• [Your goal]
What is the number of lines in these entries that contain "Infos"? State it alone.

═════ Data supplied

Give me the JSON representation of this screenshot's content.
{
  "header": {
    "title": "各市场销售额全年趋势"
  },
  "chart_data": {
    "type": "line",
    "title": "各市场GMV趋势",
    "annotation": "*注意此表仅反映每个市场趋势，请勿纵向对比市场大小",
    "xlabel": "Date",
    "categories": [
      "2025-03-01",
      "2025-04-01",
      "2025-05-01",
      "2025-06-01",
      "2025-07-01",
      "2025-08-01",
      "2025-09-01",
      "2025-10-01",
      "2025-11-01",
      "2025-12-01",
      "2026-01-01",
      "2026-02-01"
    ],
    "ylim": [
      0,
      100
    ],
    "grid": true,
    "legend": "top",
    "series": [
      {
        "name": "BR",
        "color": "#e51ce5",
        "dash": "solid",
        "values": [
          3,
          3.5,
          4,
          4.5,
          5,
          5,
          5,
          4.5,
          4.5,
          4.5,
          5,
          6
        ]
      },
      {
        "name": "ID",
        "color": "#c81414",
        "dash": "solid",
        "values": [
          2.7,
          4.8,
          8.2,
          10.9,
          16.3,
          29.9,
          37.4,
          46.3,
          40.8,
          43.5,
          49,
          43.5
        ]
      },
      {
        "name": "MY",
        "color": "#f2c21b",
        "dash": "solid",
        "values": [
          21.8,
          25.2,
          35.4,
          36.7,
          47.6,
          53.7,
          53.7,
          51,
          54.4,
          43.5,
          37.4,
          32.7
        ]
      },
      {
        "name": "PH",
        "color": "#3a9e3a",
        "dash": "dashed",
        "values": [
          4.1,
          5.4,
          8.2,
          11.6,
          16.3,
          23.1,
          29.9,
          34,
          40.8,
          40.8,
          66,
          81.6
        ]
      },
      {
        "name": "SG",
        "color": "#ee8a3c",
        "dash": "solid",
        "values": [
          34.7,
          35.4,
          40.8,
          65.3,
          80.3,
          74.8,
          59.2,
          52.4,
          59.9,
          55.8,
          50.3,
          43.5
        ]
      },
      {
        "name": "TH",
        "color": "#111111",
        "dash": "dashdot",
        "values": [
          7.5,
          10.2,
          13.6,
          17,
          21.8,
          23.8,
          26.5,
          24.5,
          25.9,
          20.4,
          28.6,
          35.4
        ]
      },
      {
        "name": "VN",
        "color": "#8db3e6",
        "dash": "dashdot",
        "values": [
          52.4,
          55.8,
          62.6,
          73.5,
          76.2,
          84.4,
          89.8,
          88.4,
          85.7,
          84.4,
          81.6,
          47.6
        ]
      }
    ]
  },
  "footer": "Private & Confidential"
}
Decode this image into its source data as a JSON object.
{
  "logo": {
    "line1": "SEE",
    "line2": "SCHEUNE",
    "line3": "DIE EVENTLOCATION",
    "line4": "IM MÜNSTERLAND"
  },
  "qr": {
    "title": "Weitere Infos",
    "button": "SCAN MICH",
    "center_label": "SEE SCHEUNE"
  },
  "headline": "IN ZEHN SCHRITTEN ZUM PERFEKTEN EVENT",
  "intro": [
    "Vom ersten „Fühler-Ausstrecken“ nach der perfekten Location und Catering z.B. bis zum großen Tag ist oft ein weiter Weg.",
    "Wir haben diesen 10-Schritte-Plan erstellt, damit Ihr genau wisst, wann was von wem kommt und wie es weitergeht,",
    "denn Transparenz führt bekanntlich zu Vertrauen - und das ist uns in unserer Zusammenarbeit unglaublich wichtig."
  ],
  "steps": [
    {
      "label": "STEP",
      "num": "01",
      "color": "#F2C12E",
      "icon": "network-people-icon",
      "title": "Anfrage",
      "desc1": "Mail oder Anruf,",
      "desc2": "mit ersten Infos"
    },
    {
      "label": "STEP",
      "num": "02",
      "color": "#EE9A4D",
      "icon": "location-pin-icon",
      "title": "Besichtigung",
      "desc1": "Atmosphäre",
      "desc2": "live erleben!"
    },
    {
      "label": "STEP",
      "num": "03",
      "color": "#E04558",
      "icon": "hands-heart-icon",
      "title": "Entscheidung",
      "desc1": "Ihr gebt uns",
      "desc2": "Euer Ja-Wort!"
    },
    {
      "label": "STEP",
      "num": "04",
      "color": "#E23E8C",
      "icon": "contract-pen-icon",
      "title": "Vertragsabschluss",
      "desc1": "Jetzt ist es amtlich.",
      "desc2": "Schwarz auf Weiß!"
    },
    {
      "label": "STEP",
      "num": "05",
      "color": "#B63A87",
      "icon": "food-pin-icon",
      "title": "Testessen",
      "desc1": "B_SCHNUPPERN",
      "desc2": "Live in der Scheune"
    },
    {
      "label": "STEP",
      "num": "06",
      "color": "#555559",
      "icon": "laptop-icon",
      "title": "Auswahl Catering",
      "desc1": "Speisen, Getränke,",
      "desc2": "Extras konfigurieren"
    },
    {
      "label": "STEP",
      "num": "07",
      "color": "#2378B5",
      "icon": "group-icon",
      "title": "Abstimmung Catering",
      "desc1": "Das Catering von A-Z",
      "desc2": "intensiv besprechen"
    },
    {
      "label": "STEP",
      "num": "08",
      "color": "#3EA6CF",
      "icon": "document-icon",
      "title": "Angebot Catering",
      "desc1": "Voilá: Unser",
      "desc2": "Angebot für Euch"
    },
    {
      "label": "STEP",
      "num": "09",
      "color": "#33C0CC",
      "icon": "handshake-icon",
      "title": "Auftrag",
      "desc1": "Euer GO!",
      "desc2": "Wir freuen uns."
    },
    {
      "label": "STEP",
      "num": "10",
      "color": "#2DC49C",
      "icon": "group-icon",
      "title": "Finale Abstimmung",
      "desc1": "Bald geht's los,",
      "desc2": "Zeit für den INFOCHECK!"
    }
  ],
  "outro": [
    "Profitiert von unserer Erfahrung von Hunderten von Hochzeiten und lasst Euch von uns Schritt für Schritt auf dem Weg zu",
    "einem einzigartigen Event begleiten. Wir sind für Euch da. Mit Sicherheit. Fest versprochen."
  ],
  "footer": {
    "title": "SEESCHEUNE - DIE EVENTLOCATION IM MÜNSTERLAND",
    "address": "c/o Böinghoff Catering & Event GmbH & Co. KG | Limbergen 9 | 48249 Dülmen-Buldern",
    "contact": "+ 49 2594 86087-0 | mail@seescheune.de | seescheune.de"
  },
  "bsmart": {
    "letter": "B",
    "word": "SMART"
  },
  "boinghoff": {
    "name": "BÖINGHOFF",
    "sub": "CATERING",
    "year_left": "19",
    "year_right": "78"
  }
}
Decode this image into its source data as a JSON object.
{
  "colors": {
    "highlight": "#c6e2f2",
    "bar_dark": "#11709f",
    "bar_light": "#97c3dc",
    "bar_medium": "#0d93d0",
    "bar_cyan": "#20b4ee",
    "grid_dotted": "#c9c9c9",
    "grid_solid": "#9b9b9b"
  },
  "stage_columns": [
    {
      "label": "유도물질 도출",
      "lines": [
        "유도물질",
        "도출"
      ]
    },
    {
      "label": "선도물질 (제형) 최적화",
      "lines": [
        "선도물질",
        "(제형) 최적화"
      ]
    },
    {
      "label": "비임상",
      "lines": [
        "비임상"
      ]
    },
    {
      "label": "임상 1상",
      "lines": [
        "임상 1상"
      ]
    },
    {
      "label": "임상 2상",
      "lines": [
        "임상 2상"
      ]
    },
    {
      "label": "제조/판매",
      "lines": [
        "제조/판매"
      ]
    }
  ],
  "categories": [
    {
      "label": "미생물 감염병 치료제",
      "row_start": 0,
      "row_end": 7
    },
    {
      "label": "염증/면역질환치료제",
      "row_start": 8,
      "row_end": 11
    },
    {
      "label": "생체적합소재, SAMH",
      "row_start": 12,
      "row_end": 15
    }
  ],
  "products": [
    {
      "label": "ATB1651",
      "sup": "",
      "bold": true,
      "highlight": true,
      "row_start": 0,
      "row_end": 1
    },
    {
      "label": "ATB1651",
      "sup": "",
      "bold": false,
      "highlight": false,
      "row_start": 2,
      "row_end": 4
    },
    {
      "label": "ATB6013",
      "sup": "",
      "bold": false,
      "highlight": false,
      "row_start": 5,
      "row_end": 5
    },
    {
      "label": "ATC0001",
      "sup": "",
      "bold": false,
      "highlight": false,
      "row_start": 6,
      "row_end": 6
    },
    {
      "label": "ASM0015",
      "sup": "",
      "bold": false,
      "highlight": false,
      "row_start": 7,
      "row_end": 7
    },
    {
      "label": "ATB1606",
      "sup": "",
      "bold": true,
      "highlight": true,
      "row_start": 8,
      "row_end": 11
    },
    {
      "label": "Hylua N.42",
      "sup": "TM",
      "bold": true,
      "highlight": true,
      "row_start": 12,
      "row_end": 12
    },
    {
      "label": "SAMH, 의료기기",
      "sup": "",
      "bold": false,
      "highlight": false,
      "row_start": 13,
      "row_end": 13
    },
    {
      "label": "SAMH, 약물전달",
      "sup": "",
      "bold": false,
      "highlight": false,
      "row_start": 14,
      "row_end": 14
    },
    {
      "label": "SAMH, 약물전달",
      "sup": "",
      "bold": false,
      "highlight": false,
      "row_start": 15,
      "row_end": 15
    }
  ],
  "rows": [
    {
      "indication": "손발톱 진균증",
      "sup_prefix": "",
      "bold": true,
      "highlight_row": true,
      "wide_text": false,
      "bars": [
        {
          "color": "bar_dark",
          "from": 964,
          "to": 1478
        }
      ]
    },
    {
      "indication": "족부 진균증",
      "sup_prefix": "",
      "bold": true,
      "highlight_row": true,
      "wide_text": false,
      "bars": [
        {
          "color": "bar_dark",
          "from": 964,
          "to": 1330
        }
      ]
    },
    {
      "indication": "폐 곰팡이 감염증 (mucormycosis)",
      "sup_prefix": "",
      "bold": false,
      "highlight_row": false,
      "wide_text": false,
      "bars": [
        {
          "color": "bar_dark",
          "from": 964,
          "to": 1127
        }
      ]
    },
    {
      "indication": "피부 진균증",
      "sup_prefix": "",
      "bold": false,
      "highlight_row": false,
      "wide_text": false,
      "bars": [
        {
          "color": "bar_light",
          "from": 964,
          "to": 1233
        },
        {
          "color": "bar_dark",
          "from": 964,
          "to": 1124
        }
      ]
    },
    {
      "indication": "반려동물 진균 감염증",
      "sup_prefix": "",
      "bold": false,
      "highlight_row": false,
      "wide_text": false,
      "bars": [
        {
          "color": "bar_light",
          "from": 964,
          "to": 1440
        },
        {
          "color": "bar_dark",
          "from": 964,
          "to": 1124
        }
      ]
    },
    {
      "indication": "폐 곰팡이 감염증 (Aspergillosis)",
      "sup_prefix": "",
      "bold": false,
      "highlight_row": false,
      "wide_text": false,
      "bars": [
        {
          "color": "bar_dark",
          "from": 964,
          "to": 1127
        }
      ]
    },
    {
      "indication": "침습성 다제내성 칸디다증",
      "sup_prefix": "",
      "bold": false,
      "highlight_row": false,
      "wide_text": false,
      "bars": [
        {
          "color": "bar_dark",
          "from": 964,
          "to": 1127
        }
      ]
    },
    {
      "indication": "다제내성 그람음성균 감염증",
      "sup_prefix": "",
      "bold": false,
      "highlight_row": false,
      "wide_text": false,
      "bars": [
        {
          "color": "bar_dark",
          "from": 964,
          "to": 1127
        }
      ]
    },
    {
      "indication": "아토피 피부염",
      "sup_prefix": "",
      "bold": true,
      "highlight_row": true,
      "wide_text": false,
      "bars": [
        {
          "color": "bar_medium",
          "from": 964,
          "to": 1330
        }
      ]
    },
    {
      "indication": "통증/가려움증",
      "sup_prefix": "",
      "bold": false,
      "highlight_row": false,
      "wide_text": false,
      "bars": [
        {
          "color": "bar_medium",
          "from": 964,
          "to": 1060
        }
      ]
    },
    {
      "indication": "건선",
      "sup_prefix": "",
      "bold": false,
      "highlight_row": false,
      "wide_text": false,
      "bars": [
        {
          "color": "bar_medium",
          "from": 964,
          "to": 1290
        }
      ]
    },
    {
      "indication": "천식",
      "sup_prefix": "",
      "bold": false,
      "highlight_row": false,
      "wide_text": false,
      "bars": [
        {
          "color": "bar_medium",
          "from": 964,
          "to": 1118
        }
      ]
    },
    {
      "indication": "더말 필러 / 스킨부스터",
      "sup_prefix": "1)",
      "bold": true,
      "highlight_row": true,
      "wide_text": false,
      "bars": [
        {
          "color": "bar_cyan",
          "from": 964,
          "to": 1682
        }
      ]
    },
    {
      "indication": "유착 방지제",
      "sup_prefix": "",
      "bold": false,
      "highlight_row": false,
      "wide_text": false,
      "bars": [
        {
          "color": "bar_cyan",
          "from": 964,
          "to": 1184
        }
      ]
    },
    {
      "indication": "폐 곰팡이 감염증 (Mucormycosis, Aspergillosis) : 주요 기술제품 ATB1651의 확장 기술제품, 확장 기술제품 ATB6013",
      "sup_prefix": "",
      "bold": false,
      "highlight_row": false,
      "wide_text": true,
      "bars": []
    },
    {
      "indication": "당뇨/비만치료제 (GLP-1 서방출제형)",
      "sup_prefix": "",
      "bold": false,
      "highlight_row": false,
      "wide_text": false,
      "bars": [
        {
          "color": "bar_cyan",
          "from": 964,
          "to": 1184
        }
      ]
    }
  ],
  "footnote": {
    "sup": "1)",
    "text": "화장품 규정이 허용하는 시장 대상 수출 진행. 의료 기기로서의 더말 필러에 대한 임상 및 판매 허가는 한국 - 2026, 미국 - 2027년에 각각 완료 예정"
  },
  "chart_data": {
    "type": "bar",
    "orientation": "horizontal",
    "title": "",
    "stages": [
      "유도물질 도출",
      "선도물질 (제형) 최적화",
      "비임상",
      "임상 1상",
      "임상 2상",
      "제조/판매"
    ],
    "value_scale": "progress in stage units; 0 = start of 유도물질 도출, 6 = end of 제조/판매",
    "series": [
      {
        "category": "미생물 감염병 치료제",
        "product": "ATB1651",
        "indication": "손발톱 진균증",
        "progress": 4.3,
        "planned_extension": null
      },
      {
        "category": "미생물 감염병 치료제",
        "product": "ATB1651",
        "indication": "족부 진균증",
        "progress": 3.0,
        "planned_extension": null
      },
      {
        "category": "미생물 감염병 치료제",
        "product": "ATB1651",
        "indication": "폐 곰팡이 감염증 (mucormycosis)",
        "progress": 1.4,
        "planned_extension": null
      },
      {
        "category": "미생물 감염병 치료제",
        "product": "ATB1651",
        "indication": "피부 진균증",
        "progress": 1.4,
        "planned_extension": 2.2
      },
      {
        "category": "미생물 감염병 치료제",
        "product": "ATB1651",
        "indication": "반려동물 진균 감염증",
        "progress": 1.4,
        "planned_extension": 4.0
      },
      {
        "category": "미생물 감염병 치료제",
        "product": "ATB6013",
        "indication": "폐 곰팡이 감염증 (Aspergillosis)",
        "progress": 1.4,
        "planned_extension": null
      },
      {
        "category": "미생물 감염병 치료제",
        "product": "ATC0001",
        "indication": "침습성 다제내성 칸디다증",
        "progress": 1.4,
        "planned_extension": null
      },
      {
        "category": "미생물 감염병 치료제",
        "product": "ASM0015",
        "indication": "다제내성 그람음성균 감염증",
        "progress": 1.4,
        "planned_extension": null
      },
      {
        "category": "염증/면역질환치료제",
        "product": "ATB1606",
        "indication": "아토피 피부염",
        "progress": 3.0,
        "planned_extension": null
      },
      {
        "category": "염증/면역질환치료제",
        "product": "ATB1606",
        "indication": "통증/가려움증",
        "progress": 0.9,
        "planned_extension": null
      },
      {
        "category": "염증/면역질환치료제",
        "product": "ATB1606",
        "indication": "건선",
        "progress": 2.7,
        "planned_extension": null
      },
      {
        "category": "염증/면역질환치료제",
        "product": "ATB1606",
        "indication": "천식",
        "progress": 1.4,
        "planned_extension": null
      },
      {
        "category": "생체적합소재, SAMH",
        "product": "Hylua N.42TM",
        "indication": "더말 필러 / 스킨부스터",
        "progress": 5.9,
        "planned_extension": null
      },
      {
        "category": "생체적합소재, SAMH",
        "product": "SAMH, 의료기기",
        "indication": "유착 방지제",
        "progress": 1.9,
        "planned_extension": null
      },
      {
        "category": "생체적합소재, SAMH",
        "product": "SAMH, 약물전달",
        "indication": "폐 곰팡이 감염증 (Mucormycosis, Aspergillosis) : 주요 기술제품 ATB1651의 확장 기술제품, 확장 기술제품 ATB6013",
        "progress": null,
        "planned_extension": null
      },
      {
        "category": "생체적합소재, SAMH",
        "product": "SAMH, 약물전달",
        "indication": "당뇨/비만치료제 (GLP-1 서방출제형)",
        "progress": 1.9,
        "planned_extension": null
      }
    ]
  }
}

══════════

• [Response below]
2